Look below for the line with "What's the underlying", then repeat it and all lines after it, exactly, minus any pictures.

(Figure record extracts)
+++

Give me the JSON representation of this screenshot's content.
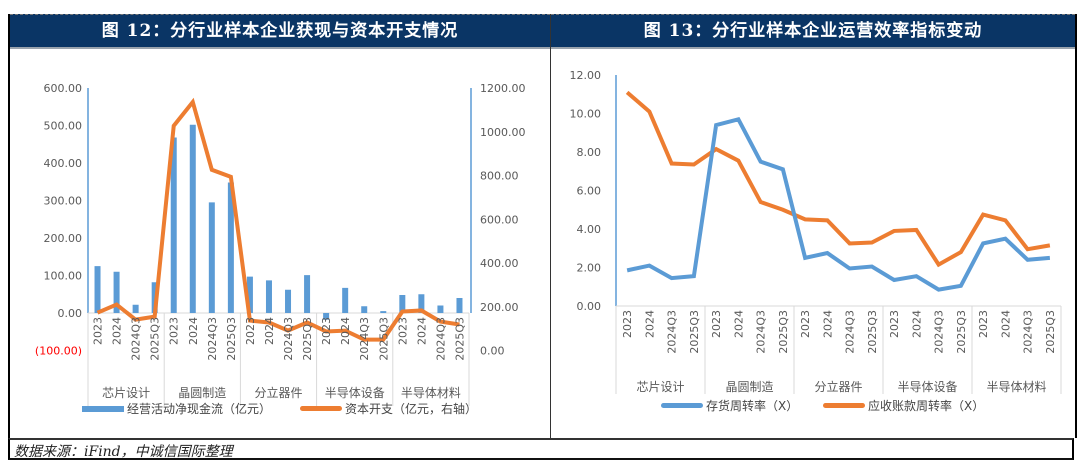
{
  "figure12": {
    "title": "图 12：分行业样本企业获现与资本开支情况",
    "legend": {
      "bar_label": "经营活动净现金流（亿元）",
      "line_label": "资本开支（亿元，右轴）"
    }
  },
  "figure13": {
    "title": "图 13：分行业样本企业运营效率指标变动",
    "legend": {
      "inventory_label": "存货周转率（X）",
      "receivable_label": "应收账款周转率（X）"
    }
  },
  "source": "数据来源：iFind，中诚信国际整理",
  "colors": {
    "blue": "#5b9bd5",
    "orange": "#ed7d31",
    "title_bg": "#0a3565",
    "negative": "#ff0000"
  },
  "chart_data": [
    {
      "type": "bar",
      "name": "figure12",
      "groups": [
        "芯片设计",
        "晶圆制造",
        "分立器件",
        "半导体设备",
        "半导体材料"
      ],
      "periods": [
        "2023",
        "2024",
        "2024Q3",
        "2025Q3"
      ],
      "left_axis": {
        "ylim": [
          -100,
          600
        ],
        "ticks": [
          "(100.00)",
          "0.00",
          "100.00",
          "200.00",
          "300.00",
          "400.00",
          "500.00",
          "600.00"
        ],
        "tick_values": [
          -100,
          0,
          100,
          200,
          300,
          400,
          500,
          600
        ]
      },
      "right_axis": {
        "ylim": [
          0,
          1200
        ],
        "ticks": [
          "0.00",
          "200.00",
          "400.00",
          "600.00",
          "800.00",
          "1000.00",
          "1200.00"
        ],
        "tick_values": [
          0,
          200,
          400,
          600,
          800,
          1000,
          1200
        ]
      },
      "series": [
        {
          "name": "经营活动净现金流（亿元）",
          "kind": "bar",
          "axis": "left",
          "values": [
            125,
            110,
            22,
            82,
            468,
            502,
            295,
            348,
            97,
            87,
            62,
            101,
            -18,
            67,
            18,
            5,
            48,
            50,
            20,
            40
          ]
        },
        {
          "name": "资本开支（亿元，右轴）",
          "kind": "line",
          "axis": "right",
          "values": [
            173,
            210,
            141,
            155,
            1027,
            1136,
            826,
            794,
            137,
            128,
            91,
            128,
            87,
            91,
            50,
            50,
            178,
            183,
            132,
            119
          ]
        }
      ]
    },
    {
      "type": "line",
      "name": "figure13",
      "groups": [
        "芯片设计",
        "晶圆制造",
        "分立器件",
        "半导体设备",
        "半导体材料"
      ],
      "periods": [
        "2023",
        "2024",
        "2024Q3",
        "2025Q3"
      ],
      "y_axis": {
        "ylim": [
          0,
          12
        ],
        "ticks": [
          "0.00",
          "2.00",
          "4.00",
          "6.00",
          "8.00",
          "10.00",
          "12.00"
        ],
        "tick_values": [
          0,
          2,
          4,
          6,
          8,
          10,
          12
        ]
      },
      "series": [
        {
          "name": "存货周转率（X）",
          "values": [
            1.85,
            2.1,
            1.45,
            1.55,
            9.4,
            9.7,
            7.5,
            7.1,
            2.5,
            2.75,
            1.95,
            2.05,
            1.35,
            1.55,
            0.85,
            1.05,
            3.25,
            3.5,
            2.4,
            2.5
          ]
        },
        {
          "name": "应收账款周转率（X）",
          "values": [
            11.1,
            10.1,
            7.4,
            7.35,
            8.15,
            7.55,
            5.4,
            5.0,
            4.5,
            4.45,
            3.25,
            3.3,
            3.9,
            3.95,
            2.15,
            2.8,
            4.75,
            4.45,
            2.95,
            3.15
          ]
        }
      ]
    }
  ]
}
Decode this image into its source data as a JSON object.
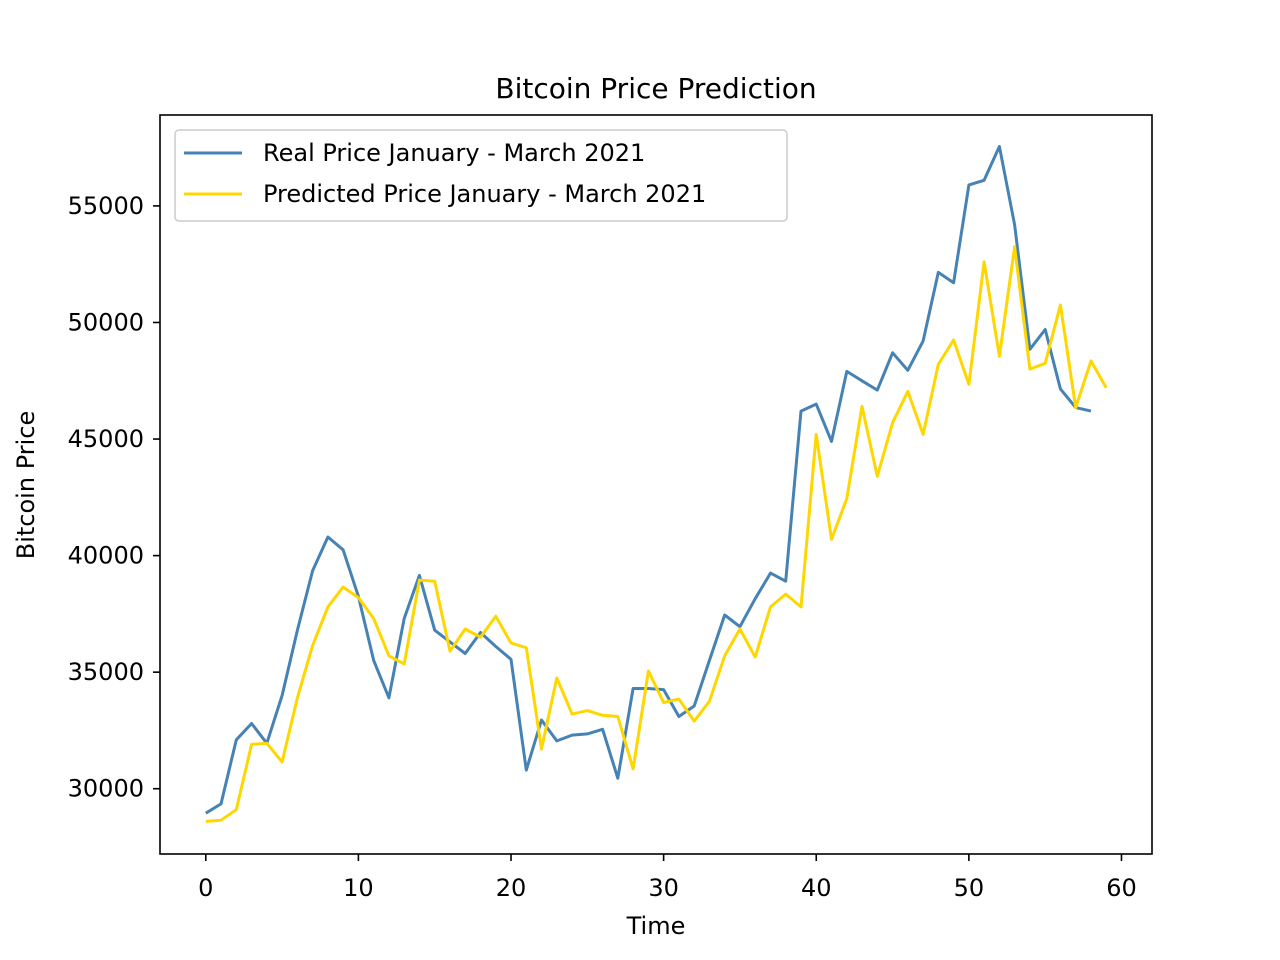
{
  "chart_data": {
    "type": "line",
    "title": "Bitcoin Price Prediction",
    "xlabel": "Time",
    "ylabel": "Bitcoin Price",
    "xlim": [
      -3,
      62
    ],
    "ylim": [
      27200,
      58900
    ],
    "xticks": [
      0,
      10,
      20,
      30,
      40,
      50,
      60
    ],
    "yticks": [
      30000,
      35000,
      40000,
      45000,
      50000,
      55000
    ],
    "grid": false,
    "legend_position": "top-left",
    "series": [
      {
        "name": "Real Price January - March 2021",
        "color": "#4682b4",
        "x": [
          0,
          1,
          2,
          3,
          4,
          5,
          6,
          7,
          8,
          9,
          10,
          11,
          12,
          13,
          14,
          15,
          16,
          17,
          18,
          19,
          20,
          21,
          22,
          23,
          24,
          25,
          26,
          27,
          28,
          29,
          30,
          31,
          32,
          33,
          34,
          35,
          36,
          37,
          38,
          39,
          40,
          41,
          42,
          43,
          44,
          45,
          46,
          47,
          48,
          49,
          50,
          51,
          52,
          53,
          54,
          55,
          56,
          57,
          58
        ],
        "values": [
          28950,
          29350,
          32100,
          32800,
          31950,
          34000,
          36800,
          39350,
          40800,
          40250,
          38250,
          35500,
          33900,
          37300,
          39150,
          36800,
          36300,
          35800,
          36700,
          36100,
          35550,
          30800,
          32950,
          32050,
          32300,
          32350,
          32550,
          30450,
          34300,
          34300,
          34250,
          33100,
          33550,
          35500,
          37450,
          36950,
          38150,
          39250,
          38900,
          46200,
          46500,
          44900,
          47900,
          47500,
          47100,
          48700,
          47950,
          49200,
          52150,
          51700,
          55900,
          56100,
          57550,
          54200,
          48850,
          49700,
          47150,
          46350,
          46200
        ]
      },
      {
        "name": "Predicted Price January - March 2021",
        "color": "#ffd700",
        "x": [
          0,
          1,
          2,
          3,
          4,
          5,
          6,
          7,
          8,
          9,
          10,
          11,
          12,
          13,
          14,
          15,
          16,
          17,
          18,
          19,
          20,
          21,
          22,
          23,
          24,
          25,
          26,
          27,
          28,
          29,
          30,
          31,
          32,
          33,
          34,
          35,
          36,
          37,
          38,
          39,
          40,
          41,
          42,
          43,
          44,
          45,
          46,
          47,
          48,
          49,
          50,
          51,
          52,
          53,
          54,
          55,
          56,
          57,
          58,
          59
        ],
        "values": [
          28600,
          28650,
          29100,
          31900,
          31950,
          31150,
          33900,
          36150,
          37800,
          38650,
          38200,
          37300,
          35700,
          35350,
          38950,
          38900,
          35900,
          36850,
          36500,
          37400,
          36250,
          36050,
          31700,
          34750,
          33200,
          33350,
          33150,
          33100,
          30850,
          35050,
          33700,
          33850,
          32900,
          33750,
          35700,
          36850,
          35650,
          37800,
          38350,
          37800,
          45200,
          40700,
          42450,
          46400,
          43400,
          45700,
          47050,
          45200,
          48200,
          49250,
          47350,
          52600,
          48550,
          53250,
          48000,
          48250,
          50750,
          46350,
          48350,
          47200
        ]
      }
    ]
  }
}
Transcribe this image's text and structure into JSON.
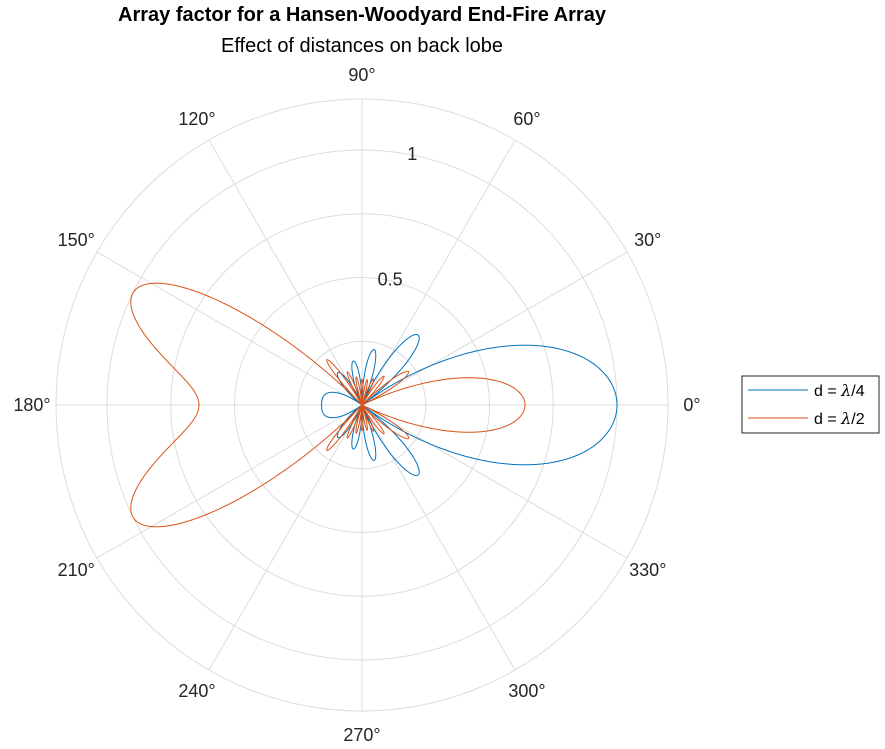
{
  "chart_data": {
    "type": "polar-line",
    "title": "Array factor for a Hansen-Woodyard End-Fire Array",
    "subtitle": "Effect of distances on back lobe",
    "theta_ticks": [
      "0°",
      "30°",
      "60°",
      "90°",
      "120°",
      "150°",
      "180°",
      "210°",
      "240°",
      "270°",
      "300°",
      "330°"
    ],
    "theta_tick_values_deg": [
      0,
      30,
      60,
      90,
      120,
      150,
      180,
      210,
      240,
      270,
      300,
      330
    ],
    "r_ticks": [
      "0.5",
      "1"
    ],
    "r_tick_values": [
      0.5,
      1
    ],
    "rlim": [
      0,
      1.2
    ],
    "grid": true,
    "legend_position": "right",
    "series": [
      {
        "name": "d = λ/4",
        "color": "#0072BD",
        "model": "hansen-woodyard",
        "N": 10,
        "d_over_lambda": 0.25
      },
      {
        "name": "d = λ/2",
        "color": "#D95319",
        "model": "hansen-woodyard",
        "N": 10,
        "d_over_lambda": 0.5
      }
    ]
  },
  "legend": {
    "entries": [
      {
        "prefix": "d = ",
        "lambda": "λ",
        "suffix": "/4"
      },
      {
        "prefix": "d = ",
        "lambda": "λ",
        "suffix": "/2"
      }
    ]
  }
}
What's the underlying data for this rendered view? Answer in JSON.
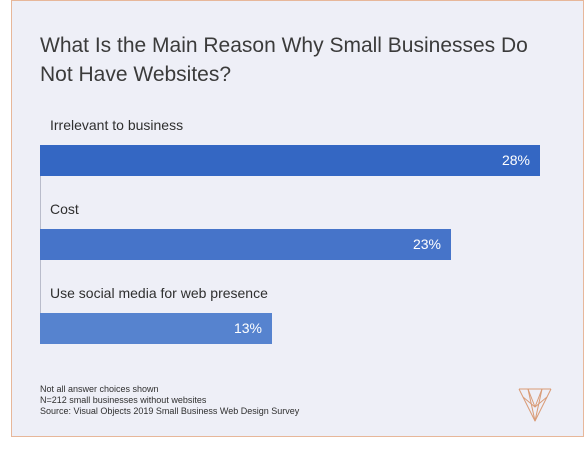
{
  "colors": {
    "card_background": "#eeeff7",
    "card_border": "#e7b79a",
    "bar_colors": [
      "#3467c3",
      "#4674c9",
      "#5683cf"
    ],
    "logo_color": "#d99b76"
  },
  "logo": {
    "icon": "visual-objects-v-logo-icon"
  },
  "notes": [
    "Not all answer choices shown",
    "N=212 small businesses without websites",
    "Source: Visual Objects 2019 Small Business Web Design Survey"
  ],
  "chart_data": {
    "type": "bar",
    "orientation": "horizontal",
    "title": "What Is the Main Reason Why Small Businesses Do Not Have Websites?",
    "categories": [
      "Irrelevant to business",
      "Cost",
      "Use social media for web presence"
    ],
    "values": [
      28,
      23,
      13
    ],
    "value_labels": [
      "28%",
      "23%",
      "13%"
    ],
    "unit": "%",
    "xlim": [
      0,
      28
    ],
    "grid": false,
    "legend": "none"
  }
}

+++

→ Full answer:
What's the underlying data for this rendered view? Answer in JSON.
{
  "colors": {
    "card_background": "#eeeff7",
    "card_border": "#e7b79a",
    "bar_colors": [
      "#3467c3",
      "#4674c9",
      "#5683cf"
    ],
    "logo_color": "#d99b76"
  },
  "logo": {
    "icon": "visual-objects-v-logo-icon"
  },
  "notes": [
    "Not all answer choices shown",
    "N=212 small businesses without websites",
    "Source: Visual Objects 2019 Small Business Web Design Survey"
  ],
  "chart_data": {
    "type": "bar",
    "orientation": "horizontal",
    "title": "What Is the Main Reason Why Small Businesses Do Not Have Websites?",
    "categories": [
      "Irrelevant to business",
      "Cost",
      "Use social media for web presence"
    ],
    "values": [
      28,
      23,
      13
    ],
    "value_labels": [
      "28%",
      "23%",
      "13%"
    ],
    "unit": "%",
    "xlim": [
      0,
      28
    ],
    "grid": false,
    "legend": "none"
  }
}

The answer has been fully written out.